> **Work required**
Every line of the records must be repeated exactly; pictures stay out.

Dataset items

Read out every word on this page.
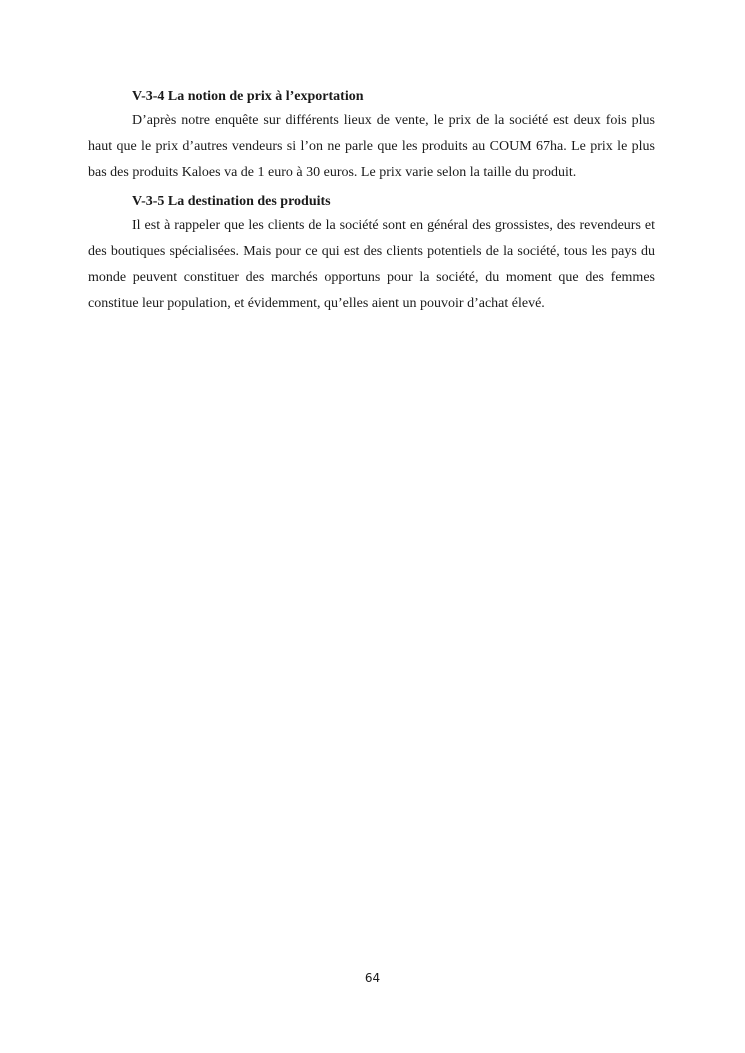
V-3-4 La notion de prix à l’exportation

D’après notre enquête sur différents lieux de vente, le prix de la société est deux fois plus haut que le prix d’autres vendeurs si l’on ne parle que les produits au COUM 67ha. Le prix le plus bas des produits Kaloes va de 1 euro à 30 euros. Le prix varie selon la taille du produit.

V-3-5 La destination des produits

Il est à rappeler que les clients de la société sont en général des grossistes, des revendeurs et des boutiques spécialisées. Mais pour ce qui est des clients potentiels de la société, tous les pays du monde peuvent constituer des marchés opportuns pour la société, du moment que des femmes constitue leur population, et évidemment, qu’elles aient un pouvoir d’achat élevé.

64
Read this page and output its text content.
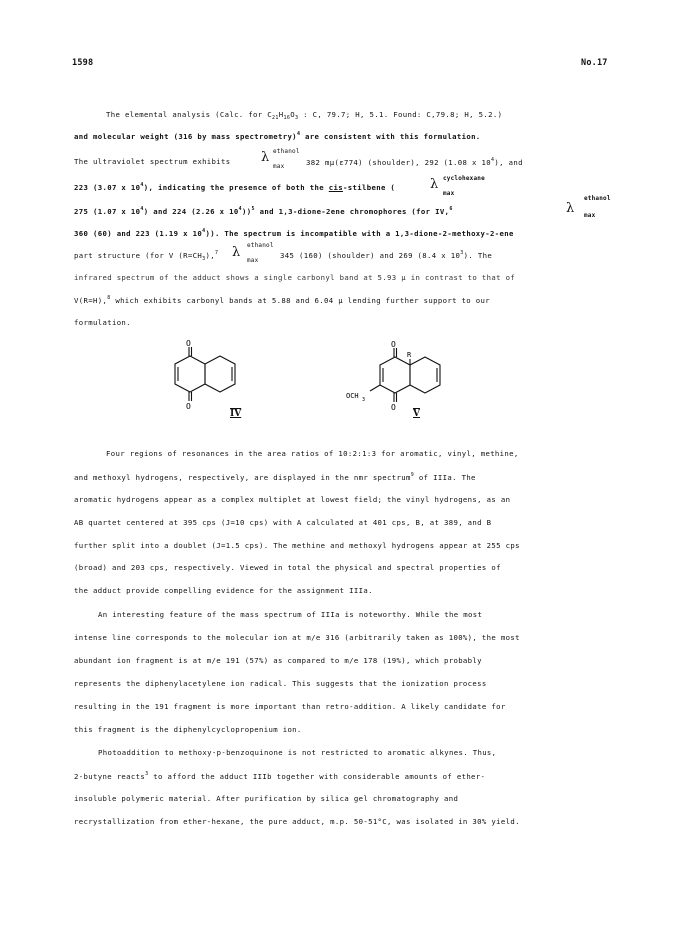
1598	No.17
The elemental analysis (Calc. for $C_{21}H_{16}O_3$ : C, 79.7; H, 5.1. Found: C,79.8; H, 5.2.)
and molecular weight (316 by mass spectrometry)$^4$ are consistent with this formulation.
The ultraviolet spectrum exhibits λ ethanol
max	382 mμ(ε774) (shoulder), 292 (1.08 x $10^4$), and
223 (3.07 x $10^4$), indicating the presence of both the cis-stilbene (	λ cyclohexane
max
275 (1.07 x $10^4$) and 224 (2.26 x $10^4))^5$ and 1,3-dione-2ene chromophores (for IV,$^6$	λ
ethanol
max
360 (60) and 223 (1.19 x $10^4$)). The spectrum is incompatible with a 1,3-dione-2-methoxy-2-ene
part structure (for V $(R=CH_3),^7$ λ ethanol
max
345 (160) (shoulder) and 269 (8.4 x $10^3$). The
infrared spectrum of the adduct shows a single carbonyl band at 5.93 μ in contrast to that of
V(R=H),$^8$ which exhibits carbonyl bands at 5.88 and 6.04 μ lending further support to our
formulation.
O
O
IV
O
R
O
OCH 3
V
Four regions of resonances in the area ratios of 10:2:1:3 for aromatic, vinyl, methine,
and methoxyl hydrogens, respectively, are displayed in the nmr spectrum$^9$ of IIIa. The
aromatic hydrogens appear as a complex multiplet at lowest field; the vinyl hydrogens, as an
AB quartet centered at 395 cps (J=10 cps) with A calculated at 401 cps, B, at 389, and B
further split into a doublet (J=1.5 cps). The methine and methoxyl hydrogens appear at 255 cps
(broad) and 203 cps, respectively. Viewed in total the physical and spectral properties of
the adduct provide compelling evidence for the assignment IIIa.
An interesting feature of the mass spectrum of IIIa is noteworthy. While the most
intense line corresponds to the molecular ion at m/e 316 (arbitrarily taken as 100%), the most
abundant ion fragment is at m/e 191 (57%) as compared to m/e 178 (19%), which probably
represents the diphenylacetylene ion radical. This suggests that the ionization process
resulting in the 191 fragment is more important than retro-addition. A likely candidate for
this fragment is the diphenylcyclopropenium ion.
Photoaddition to methoxy-p-benzoquinone is not restricted to aromatic alkynes. Thus,
2-butyne reacts$^3$ to afford the adduct IIIb together with considerable amounts of ether-
insoluble polymeric material. After purification by silica gel chromatography and
recrystallization from ether-hexane, the pure adduct, m.p. 50-51°C, was isolated in 30% yield.
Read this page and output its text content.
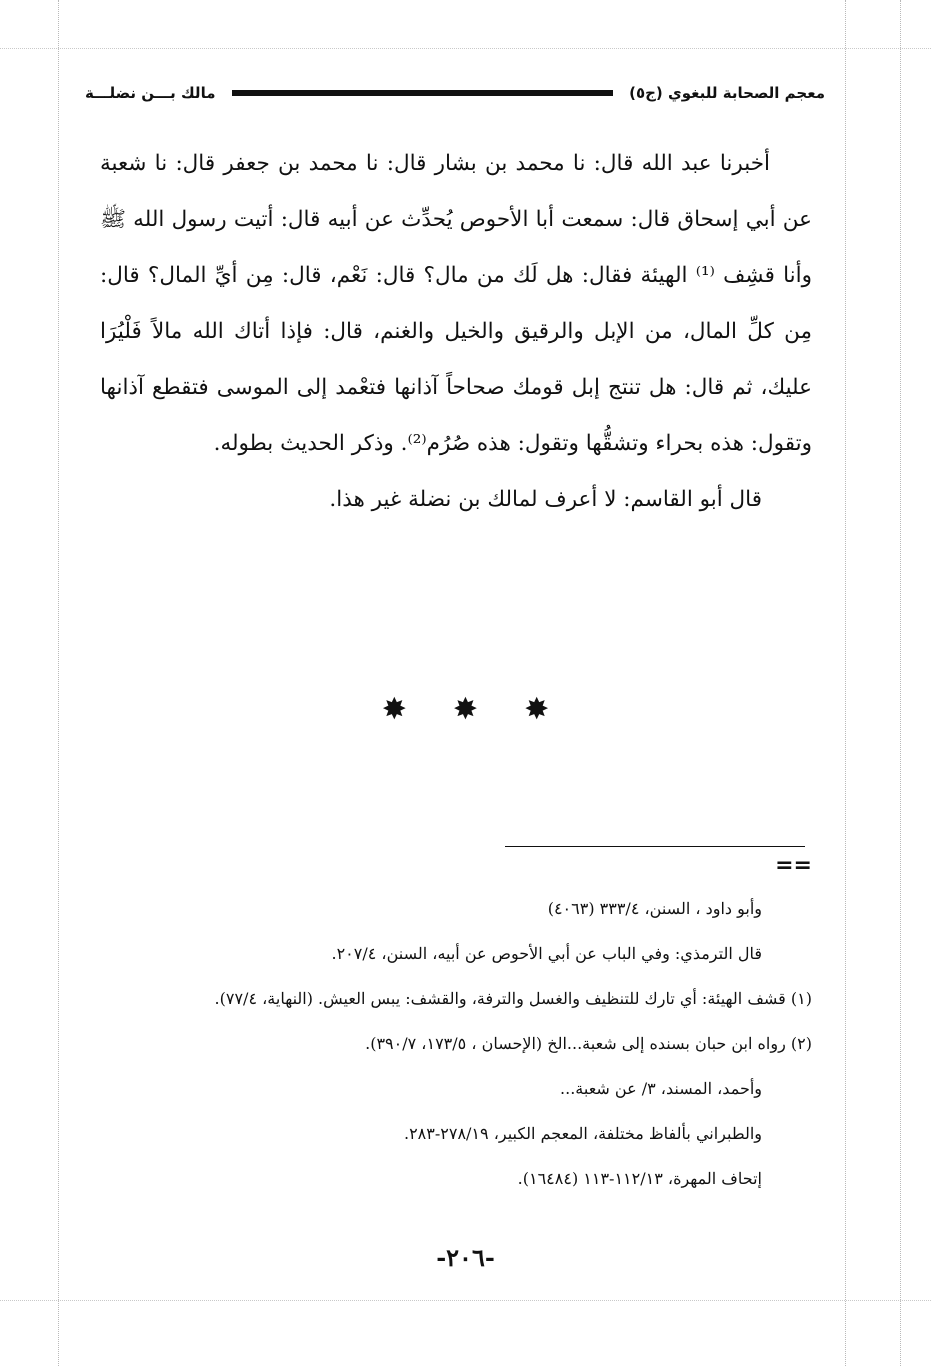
معجم الصحابة للبغوي (ج٥)
مالك بـــن نضلـــة

أخبرنا عبد الله قال: نا محمد بن بشار قال: نا محمد بن جعفر قال: نا شعبة عن أبي إسحاق قال: سمعت أبا الأحوص يُحدِّث عن أبيه قال: أتيت رسول الله ﷺ وأنا قشِف ⁽¹⁾ الهيئة فقال: هل لَك من مال؟ قال: نَعْم، قال: مِن أيِّ المال؟ قال: مِن كلِّ المال، من الإبل والرقيق والخيل والغنم، قال: فإذا أتاك الله مالاً فَلْيُرَا عليك، ثم قال: هل تنتج إبل قومك صحاحاً آذانها فتعْمد إلى الموسى فتقطع آذانها وتقول: هذه بحراء وتشقُّها وتقول: هذه صُرُم⁽²⁾. وذكر الحديث بطوله.

قال أبو القاسم: لا أعرف لمالك بن نضلة غير هذا.

✸ ✸ ✸
==

وأبو داود ، السنن، ٣٣٣/٤ (٤٠٦٣)

قال الترمذي: وفي الباب عن أبي الأحوص عن أبيه، السنن، ٢٠٧/٤.

(١) قشف الهيئة: أي تارك للتنظيف والغسل والترفة، والقشف: يبس العيش. (النهاية، ٧٧/٤).

(٢) رواه ابن حبان بسنده إلى شعبة...الخ (الإحسان ، ١٧٣/٥، ٣٩٠/٧).

وأحمد، المسند، ٣/ عن شعبة...

والطبراني بألفاظ مختلفة، المعجم الكبير، ٢٧٨/١٩-٢٨٣.

إتحاف المهرة، ١١٢/١٣-١١٣ (١٦٤٨٤).

-٢٠٦-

> **In response**
Read out every word on this page.
V-3-4 La notion de prix à l’exportation

D’après notre enquête sur différents lieux de vente, le prix de la société est deux fois plus haut que le prix d’autres vendeurs si l’on ne parle que les produits au COUM 67ha. Le prix le plus bas des produits Kaloes va de 1 euro à 30 euros. Le prix varie selon la taille du produit.

V-3-5 La destination des produits

Il est à rappeler que les clients de la société sont en général des grossistes, des revendeurs et des boutiques spécialisées. Mais pour ce qui est des clients potentiels de la société, tous les pays du monde peuvent constituer des marchés opportuns pour la société, du moment que des femmes constitue leur population, et évidemment, qu’elles aient un pouvoir d’achat élevé.

64
Read this page and output its text content.
1598	No.17
The elemental analysis (Calc. for $C_{21}H_{16}O_3$ : C, 79.7; H, 5.1. Found: C,79.8; H, 5.2.)
and molecular weight (316 by mass spectrometry)$^4$ are consistent with this formulation.
The ultraviolet spectrum exhibits λ ethanol
max	382 mμ(ε774) (shoulder), 292 (1.08 x $10^4$), and
223 (3.07 x $10^4$), indicating the presence of both the cis-stilbene (	λ cyclohexane
max
275 (1.07 x $10^4$) and 224 (2.26 x $10^4))^5$ and 1,3-dione-2ene chromophores (for IV,$^6$	λ
ethanol
max
360 (60) and 223 (1.19 x $10^4$)). The spectrum is incompatible with a 1,3-dione-2-methoxy-2-ene
part structure (for V $(R=CH_3),^7$ λ ethanol
max
345 (160) (shoulder) and 269 (8.4 x $10^3$). The
infrared spectrum of the adduct shows a single carbonyl band at 5.93 μ in contrast to that of
V(R=H),$^8$ which exhibits carbonyl bands at 5.88 and 6.04 μ lending further support to our
formulation.
O
O
IV
O
R
O
OCH 3
V
Four regions of resonances in the area ratios of 10:2:1:3 for aromatic, vinyl, methine,
and methoxyl hydrogens, respectively, are displayed in the nmr spectrum$^9$ of IIIa. The
aromatic hydrogens appear as a complex multiplet at lowest field; the vinyl hydrogens, as an
AB quartet centered at 395 cps (J=10 cps) with A calculated at 401 cps, B, at 389, and B
further split into a doublet (J=1.5 cps). The methine and methoxyl hydrogens appear at 255 cps
(broad) and 203 cps, respectively. Viewed in total the physical and spectral properties of
the adduct provide compelling evidence for the assignment IIIa.
An interesting feature of the mass spectrum of IIIa is noteworthy. While the most
intense line corresponds to the molecular ion at m/e 316 (arbitrarily taken as 100%), the most
abundant ion fragment is at m/e 191 (57%) as compared to m/e 178 (19%), which probably
represents the diphenylacetylene ion radical. This suggests that the ionization process
resulting in the 191 fragment is more important than retro-addition. A likely candidate for
this fragment is the diphenylcyclopropenium ion.
Photoaddition to methoxy-p-benzoquinone is not restricted to aromatic alkynes. Thus,
2-butyne reacts$^3$ to afford the adduct IIIb together with considerable amounts of ether-
insoluble polymeric material. After purification by silica gel chromatography and
recrystallization from ether-hexane, the pure adduct, m.p. 50-51°C, was isolated in 30% yield.
Read this page and output its text content.
معجم الصحابة للبغوي (ج٥)
مالك بـــن نضلـــة

أخبرنا عبد الله قال: نا محمد بن بشار قال: نا محمد بن جعفر قال: نا شعبة عن أبي إسحاق قال: سمعت أبا الأحوص يُحدِّث عن أبيه قال: أتيت رسول الله ﷺ وأنا قشِف ⁽¹⁾ الهيئة فقال: هل لَك من مال؟ قال: نَعْم، قال: مِن أيِّ المال؟ قال: مِن كلِّ المال، من الإبل والرقيق والخيل والغنم، قال: فإذا أتاك الله مالاً فَلْيُرَا عليك، ثم قال: هل تنتج إبل قومك صحاحاً آذانها فتعْمد إلى الموسى فتقطع آذانها وتقول: هذه بحراء وتشقُّها وتقول: هذه صُرُم⁽²⁾. وذكر الحديث بطوله.

قال أبو القاسم: لا أعرف لمالك بن نضلة غير هذا.

✸ ✸ ✸
==

وأبو داود ، السنن، ٣٣٣/٤ (٤٠٦٣)

قال الترمذي: وفي الباب عن أبي الأحوص عن أبيه، السنن، ٢٠٧/٤.

(١) قشف الهيئة: أي تارك للتنظيف والغسل والترفة، والقشف: يبس العيش. (النهاية، ٧٧/٤).

(٢) رواه ابن حبان بسنده إلى شعبة...الخ (الإحسان ، ١٧٣/٥، ٣٩٠/٧).

وأحمد، المسند، ٣/ عن شعبة...

والطبراني بألفاظ مختلفة، المعجم الكبير، ٢٧٨/١٩-٢٨٣.

إتحاف المهرة، ١١٢/١٣-١١٣ (١٦٤٨٤).

-٢٠٦-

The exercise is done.